DATA LISTING:

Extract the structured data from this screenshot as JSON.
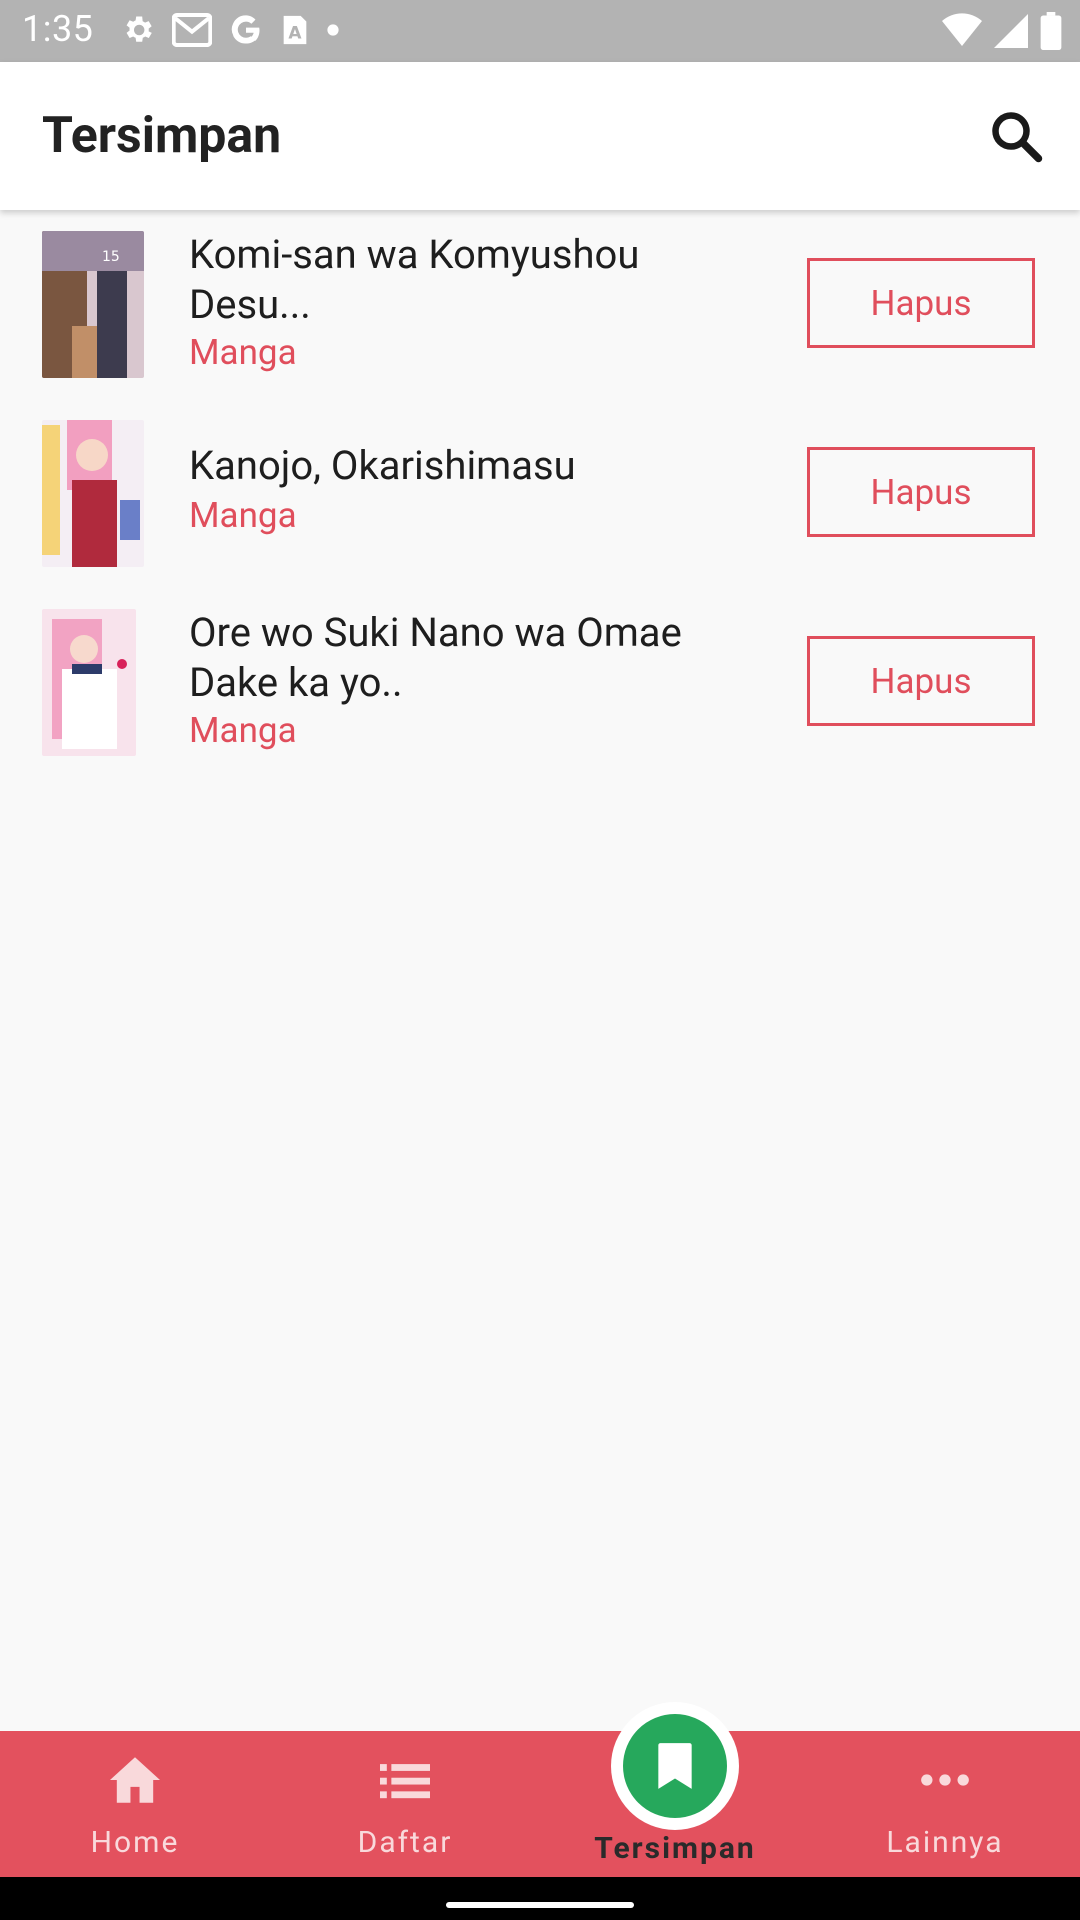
{
  "status_bar": {
    "time": "1:35",
    "left_icons": [
      "settings-icon",
      "gmail-icon",
      "google-icon",
      "a-icon",
      "dot-icon"
    ],
    "right_icons": [
      "wifi-icon",
      "signal-icon",
      "battery-icon"
    ]
  },
  "app_bar": {
    "title": "Tersimpan",
    "search_icon": "search-icon"
  },
  "items": [
    {
      "title": "Komi-san wa Komyushou Desu...",
      "category": "Manga",
      "action": "Hapus",
      "cover_colors": [
        "#7b5a3c",
        "#c9a8b8"
      ]
    },
    {
      "title": "Kanojo, Okarishimasu",
      "category": "Manga",
      "action": "Hapus",
      "cover_colors": [
        "#f4a3bf",
        "#e8e2f2"
      ]
    },
    {
      "title": " Ore wo Suki Nano wa Omae Dake ka yo..",
      "category": "Manga",
      "action": "Hapus",
      "cover_colors": [
        "#f5b6cc",
        "#f7eef3"
      ]
    }
  ],
  "bottom_nav": {
    "items": [
      {
        "label": "Home",
        "icon": "home-icon"
      },
      {
        "label": "Daftar",
        "icon": "list-icon"
      },
      {
        "label": "Tersimpan",
        "icon": "bookmark-icon",
        "active": true
      },
      {
        "label": "Lainnya",
        "icon": "more-icon"
      }
    ]
  },
  "colors": {
    "accent": "#e04e5c",
    "nav_bg": "#e3515e",
    "fab": "#26a85c",
    "status_bar": "#b3b3b3"
  }
}
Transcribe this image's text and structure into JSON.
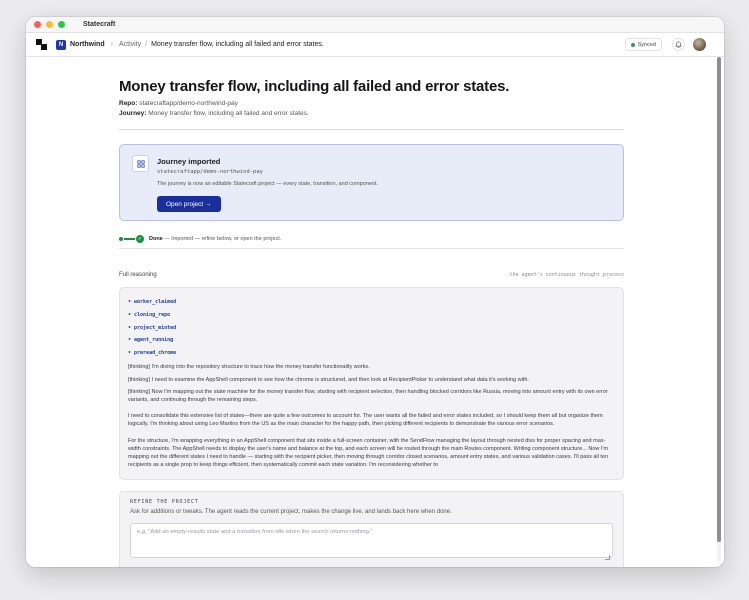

DO THIS:
From the data, collect all lines where the string "title" appears.

WRITTEN RESPONSE:
    "title": "Tersimpan",
      "title": "Komi-san wa Komyushou Desu...",
      "title": "Kanojo, Okarishimasu",
      "title": " Ore wo Suki Nano wa Omae Dake ka yo..",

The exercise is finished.